─── RECORDED DATA ───
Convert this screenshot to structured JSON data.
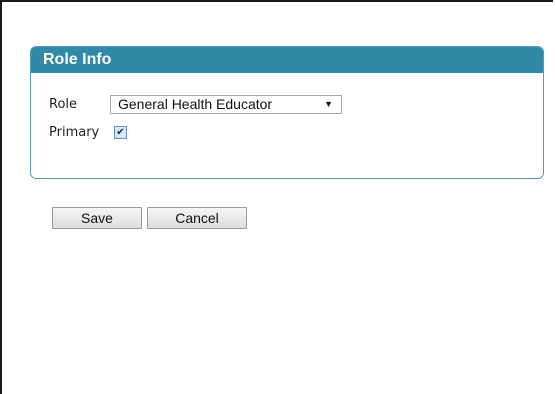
{
  "panel": {
    "title": "Role Info"
  },
  "form": {
    "role_label": "Role",
    "role_selected": "General Health Educator",
    "primary_label": "Primary",
    "primary_checked": true
  },
  "actions": {
    "save_label": "Save",
    "cancel_label": "Cancel"
  },
  "colors": {
    "header_bg": "#2f8aa8",
    "panel_border": "#5a9bb5"
  },
  "icons": {
    "dropdown": "chevron-down-icon",
    "checkbox": "check-icon"
  }
}
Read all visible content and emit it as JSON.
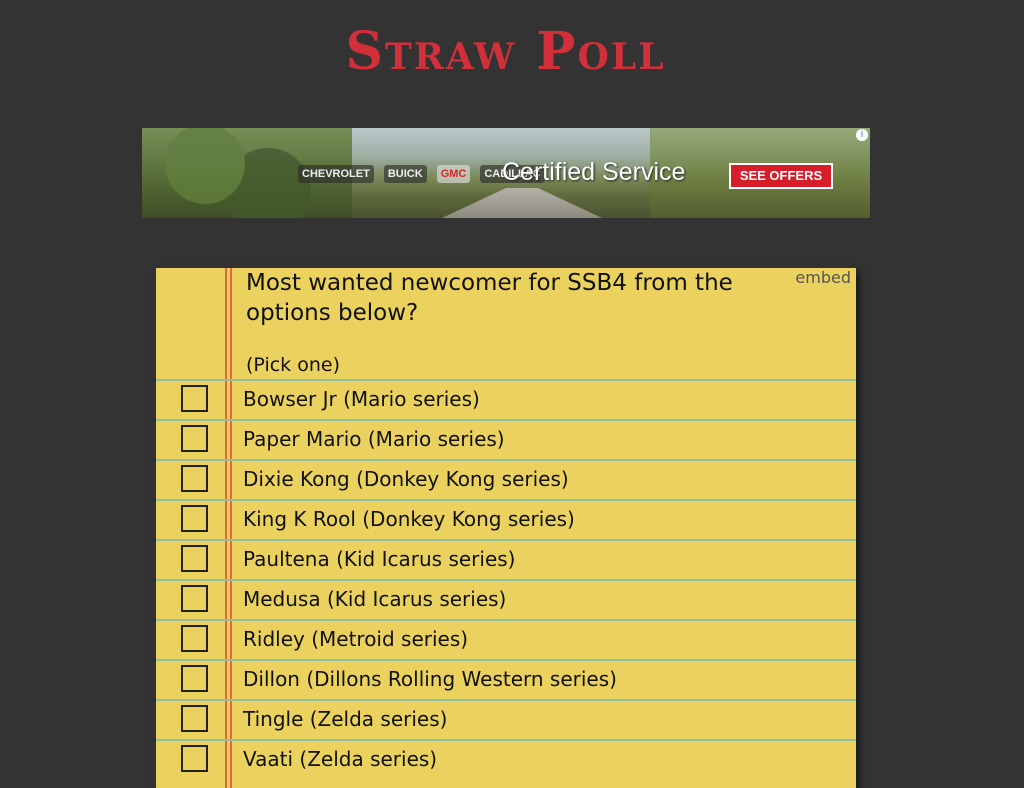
───
— PROBLEM REQUIREMENTS —
Set down all the data again exactly as above, pictures excluded.

— FULL RESPONSE —
Convert this screenshot to structured JSON data.
{
  "panel": {
    "title": "Role Info"
  },
  "form": {
    "role_label": "Role",
    "role_selected": "General Health Educator",
    "primary_label": "Primary",
    "primary_checked": true
  },
  "actions": {
    "save_label": "Save",
    "cancel_label": "Cancel"
  },
  "colors": {
    "header_bg": "#2f8aa8",
    "panel_border": "#5a9bb5"
  },
  "icons": {
    "dropdown": "chevron-down-icon",
    "checkbox": "check-icon"
  }
}
Read all visible content and emit it as JSON.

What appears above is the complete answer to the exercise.